■ What this task involves: Reproduce each record exactly, leaving nothing out.

☆ ☆ ☆

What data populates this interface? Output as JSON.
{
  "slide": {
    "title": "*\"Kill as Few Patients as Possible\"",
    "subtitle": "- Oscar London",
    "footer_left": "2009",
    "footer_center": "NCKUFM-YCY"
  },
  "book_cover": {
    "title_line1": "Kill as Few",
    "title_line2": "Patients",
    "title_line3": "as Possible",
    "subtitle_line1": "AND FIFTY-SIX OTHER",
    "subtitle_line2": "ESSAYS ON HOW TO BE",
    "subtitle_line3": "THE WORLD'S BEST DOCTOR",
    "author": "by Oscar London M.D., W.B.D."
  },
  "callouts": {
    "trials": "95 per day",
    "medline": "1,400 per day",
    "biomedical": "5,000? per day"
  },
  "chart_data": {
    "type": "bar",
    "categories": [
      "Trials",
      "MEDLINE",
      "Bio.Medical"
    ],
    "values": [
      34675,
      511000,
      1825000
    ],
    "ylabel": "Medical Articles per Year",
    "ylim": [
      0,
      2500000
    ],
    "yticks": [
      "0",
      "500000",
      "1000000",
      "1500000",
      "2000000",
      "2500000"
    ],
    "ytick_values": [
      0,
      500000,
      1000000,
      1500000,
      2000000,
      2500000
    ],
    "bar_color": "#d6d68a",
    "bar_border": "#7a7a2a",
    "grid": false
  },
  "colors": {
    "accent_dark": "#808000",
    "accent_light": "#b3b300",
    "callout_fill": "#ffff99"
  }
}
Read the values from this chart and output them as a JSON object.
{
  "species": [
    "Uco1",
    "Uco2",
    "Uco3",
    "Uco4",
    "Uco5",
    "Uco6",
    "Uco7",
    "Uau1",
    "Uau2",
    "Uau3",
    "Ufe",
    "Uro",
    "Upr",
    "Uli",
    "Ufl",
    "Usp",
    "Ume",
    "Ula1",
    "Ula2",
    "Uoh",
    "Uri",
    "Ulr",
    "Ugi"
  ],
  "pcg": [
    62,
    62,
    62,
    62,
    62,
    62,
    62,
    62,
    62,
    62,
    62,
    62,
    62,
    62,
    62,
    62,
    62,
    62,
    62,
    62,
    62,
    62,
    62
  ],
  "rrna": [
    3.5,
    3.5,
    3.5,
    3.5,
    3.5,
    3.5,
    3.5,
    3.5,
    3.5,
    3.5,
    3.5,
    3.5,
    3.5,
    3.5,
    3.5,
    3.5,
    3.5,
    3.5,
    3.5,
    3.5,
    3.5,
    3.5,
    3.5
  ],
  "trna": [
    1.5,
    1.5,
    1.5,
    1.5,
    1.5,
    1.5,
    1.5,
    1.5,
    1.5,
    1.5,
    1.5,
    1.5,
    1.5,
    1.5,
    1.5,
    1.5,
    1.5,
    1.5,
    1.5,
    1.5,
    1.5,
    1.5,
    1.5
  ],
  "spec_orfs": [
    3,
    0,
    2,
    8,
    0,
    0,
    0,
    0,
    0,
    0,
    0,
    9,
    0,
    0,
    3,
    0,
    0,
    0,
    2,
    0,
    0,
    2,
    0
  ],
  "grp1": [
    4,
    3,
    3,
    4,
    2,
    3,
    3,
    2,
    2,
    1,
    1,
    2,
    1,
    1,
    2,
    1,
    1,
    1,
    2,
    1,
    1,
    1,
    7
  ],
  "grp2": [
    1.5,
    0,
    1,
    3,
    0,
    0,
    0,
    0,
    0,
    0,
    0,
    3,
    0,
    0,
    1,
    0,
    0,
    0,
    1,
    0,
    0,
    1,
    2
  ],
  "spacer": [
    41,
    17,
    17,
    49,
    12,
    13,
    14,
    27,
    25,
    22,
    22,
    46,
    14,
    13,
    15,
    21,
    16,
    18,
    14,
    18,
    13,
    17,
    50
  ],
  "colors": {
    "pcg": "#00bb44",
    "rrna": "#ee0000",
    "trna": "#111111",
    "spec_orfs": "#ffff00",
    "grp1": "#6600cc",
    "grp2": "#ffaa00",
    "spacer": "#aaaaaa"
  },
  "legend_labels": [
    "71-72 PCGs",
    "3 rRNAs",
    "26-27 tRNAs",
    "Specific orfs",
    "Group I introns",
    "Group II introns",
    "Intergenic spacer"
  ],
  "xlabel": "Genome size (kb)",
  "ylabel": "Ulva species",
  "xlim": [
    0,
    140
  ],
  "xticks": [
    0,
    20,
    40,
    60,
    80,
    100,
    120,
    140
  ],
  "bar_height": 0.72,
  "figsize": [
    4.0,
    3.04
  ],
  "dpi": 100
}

☆ ☆ ☆

■ Worked solution:
What data populates this interface? Output as JSON.
{
  "slide": {
    "title": "*\"Kill as Few Patients as Possible\"",
    "subtitle": "- Oscar London",
    "footer_left": "2009",
    "footer_center": "NCKUFM-YCY"
  },
  "book_cover": {
    "title_line1": "Kill as Few",
    "title_line2": "Patients",
    "title_line3": "as Possible",
    "subtitle_line1": "AND FIFTY-SIX OTHER",
    "subtitle_line2": "ESSAYS ON HOW TO BE",
    "subtitle_line3": "THE WORLD'S BEST DOCTOR",
    "author": "by Oscar London M.D., W.B.D."
  },
  "callouts": {
    "trials": "95 per day",
    "medline": "1,400 per day",
    "biomedical": "5,000? per day"
  },
  "chart_data": {
    "type": "bar",
    "categories": [
      "Trials",
      "MEDLINE",
      "Bio.Medical"
    ],
    "values": [
      34675,
      511000,
      1825000
    ],
    "ylabel": "Medical Articles per Year",
    "ylim": [
      0,
      2500000
    ],
    "yticks": [
      "0",
      "500000",
      "1000000",
      "1500000",
      "2000000",
      "2500000"
    ],
    "ytick_values": [
      0,
      500000,
      1000000,
      1500000,
      2000000,
      2500000
    ],
    "bar_color": "#d6d68a",
    "bar_border": "#7a7a2a",
    "grid": false
  },
  "colors": {
    "accent_dark": "#808000",
    "accent_light": "#b3b300",
    "callout_fill": "#ffff99"
  }
}
Read the values from this chart and output them as a JSON object.
{
  "species": [
    "Uco1",
    "Uco2",
    "Uco3",
    "Uco4",
    "Uco5",
    "Uco6",
    "Uco7",
    "Uau1",
    "Uau2",
    "Uau3",
    "Ufe",
    "Uro",
    "Upr",
    "Uli",
    "Ufl",
    "Usp",
    "Ume",
    "Ula1",
    "Ula2",
    "Uoh",
    "Uri",
    "Ulr",
    "Ugi"
  ],
  "pcg": [
    62,
    62,
    62,
    62,
    62,
    62,
    62,
    62,
    62,
    62,
    62,
    62,
    62,
    62,
    62,
    62,
    62,
    62,
    62,
    62,
    62,
    62,
    62
  ],
  "rrna": [
    3.5,
    3.5,
    3.5,
    3.5,
    3.5,
    3.5,
    3.5,
    3.5,
    3.5,
    3.5,
    3.5,
    3.5,
    3.5,
    3.5,
    3.5,
    3.5,
    3.5,
    3.5,
    3.5,
    3.5,
    3.5,
    3.5,
    3.5
  ],
  "trna": [
    1.5,
    1.5,
    1.5,
    1.5,
    1.5,
    1.5,
    1.5,
    1.5,
    1.5,
    1.5,
    1.5,
    1.5,
    1.5,
    1.5,
    1.5,
    1.5,
    1.5,
    1.5,
    1.5,
    1.5,
    1.5,
    1.5,
    1.5
  ],
  "spec_orfs": [
    3,
    0,
    2,
    8,
    0,
    0,
    0,
    0,
    0,
    0,
    0,
    9,
    0,
    0,
    3,
    0,
    0,
    0,
    2,
    0,
    0,
    2,
    0
  ],
  "grp1": [
    4,
    3,
    3,
    4,
    2,
    3,
    3,
    2,
    2,
    1,
    1,
    2,
    1,
    1,
    2,
    1,
    1,
    1,
    2,
    1,
    1,
    1,
    7
  ],
  "grp2": [
    1.5,
    0,
    1,
    3,
    0,
    0,
    0,
    0,
    0,
    0,
    0,
    3,
    0,
    0,
    1,
    0,
    0,
    0,
    1,
    0,
    0,
    1,
    2
  ],
  "spacer": [
    41,
    17,
    17,
    49,
    12,
    13,
    14,
    27,
    25,
    22,
    22,
    46,
    14,
    13,
    15,
    21,
    16,
    18,
    14,
    18,
    13,
    17,
    50
  ],
  "colors": {
    "pcg": "#00bb44",
    "rrna": "#ee0000",
    "trna": "#111111",
    "spec_orfs": "#ffff00",
    "grp1": "#6600cc",
    "grp2": "#ffaa00",
    "spacer": "#aaaaaa"
  },
  "legend_labels": [
    "71-72 PCGs",
    "3 rRNAs",
    "26-27 tRNAs",
    "Specific orfs",
    "Group I introns",
    "Group II introns",
    "Intergenic spacer"
  ],
  "xlabel": "Genome size (kb)",
  "ylabel": "Ulva species",
  "xlim": [
    0,
    140
  ],
  "xticks": [
    0,
    20,
    40,
    60,
    80,
    100,
    120,
    140
  ],
  "bar_height": 0.72,
  "figsize": [
    4.0,
    3.04
  ],
  "dpi": 100
}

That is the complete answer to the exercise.